## START Data entries

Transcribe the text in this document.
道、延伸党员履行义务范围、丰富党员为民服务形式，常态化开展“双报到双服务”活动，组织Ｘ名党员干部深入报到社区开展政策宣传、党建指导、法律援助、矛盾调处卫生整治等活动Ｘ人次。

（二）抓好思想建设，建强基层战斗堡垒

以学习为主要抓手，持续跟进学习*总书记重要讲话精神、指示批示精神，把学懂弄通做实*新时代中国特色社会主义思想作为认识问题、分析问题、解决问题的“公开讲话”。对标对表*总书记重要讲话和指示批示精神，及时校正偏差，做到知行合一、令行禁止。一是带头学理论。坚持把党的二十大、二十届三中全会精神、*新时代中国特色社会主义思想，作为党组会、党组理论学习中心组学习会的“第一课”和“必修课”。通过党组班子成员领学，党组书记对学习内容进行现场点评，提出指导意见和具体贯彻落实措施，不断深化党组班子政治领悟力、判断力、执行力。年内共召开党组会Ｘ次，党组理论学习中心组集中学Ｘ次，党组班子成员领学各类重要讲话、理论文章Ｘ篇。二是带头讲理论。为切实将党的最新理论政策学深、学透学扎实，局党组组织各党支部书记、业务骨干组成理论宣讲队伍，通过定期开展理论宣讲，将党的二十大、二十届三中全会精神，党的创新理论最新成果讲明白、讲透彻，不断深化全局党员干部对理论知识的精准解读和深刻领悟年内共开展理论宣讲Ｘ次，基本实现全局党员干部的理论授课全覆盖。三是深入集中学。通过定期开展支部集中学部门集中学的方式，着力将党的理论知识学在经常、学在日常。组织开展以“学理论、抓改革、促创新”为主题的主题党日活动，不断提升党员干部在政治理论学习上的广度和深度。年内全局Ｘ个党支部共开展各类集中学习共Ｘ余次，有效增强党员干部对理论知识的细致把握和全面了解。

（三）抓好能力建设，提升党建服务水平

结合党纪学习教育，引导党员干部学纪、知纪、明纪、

## END Data entries

What needs to be done —
Return each entry from above without altering a single character.

Expected output —
Transcribe the text in this document.
道、延伸党员履行义务范围、丰富党员为民服务形式，常态化开展“双报到双服务”活动，组织Ｘ名党员干部深入报到社区开展政策宣传、党建指导、法律援助、矛盾调处卫生整治等活动Ｘ人次。

（二）抓好思想建设，建强基层战斗堡垒

以学习为主要抓手，持续跟进学习*总书记重要讲话精神、指示批示精神，把学懂弄通做实*新时代中国特色社会主义思想作为认识问题、分析问题、解决问题的“公开讲话”。对标对表*总书记重要讲话和指示批示精神，及时校正偏差，做到知行合一、令行禁止。一是带头学理论。坚持把党的二十大、二十届三中全会精神、*新时代中国特色社会主义思想，作为党组会、党组理论学习中心组学习会的“第一课”和“必修课”。通过党组班子成员领学，党组书记对学习内容进行现场点评，提出指导意见和具体贯彻落实措施，不断深化党组班子政治领悟力、判断力、执行力。年内共召开党组会Ｘ次，党组理论学习中心组集中学Ｘ次，党组班子成员领学各类重要讲话、理论文章Ｘ篇。二是带头讲理论。为切实将党的最新理论政策学深、学透学扎实，局党组组织各党支部书记、业务骨干组成理论宣讲队伍，通过定期开展理论宣讲，将党的二十大、二十届三中全会精神，党的创新理论最新成果讲明白、讲透彻，不断深化全局党员干部对理论知识的精准解读和深刻领悟年内共开展理论宣讲Ｘ次，基本实现全局党员干部的理论授课全覆盖。三是深入集中学。通过定期开展支部集中学部门集中学的方式，着力将党的理论知识学在经常、学在日常。组织开展以“学理论、抓改革、促创新”为主题的主题党日活动，不断提升党员干部在政治理论学习上的广度和深度。年内全局Ｘ个党支部共开展各类集中学习共Ｘ余次，有效增强党员干部对理论知识的细致把握和全面了解。

（三）抓好能力建设，提升党建服务水平

结合党纪学习教育，引导党员干部学纪、知纪、明纪、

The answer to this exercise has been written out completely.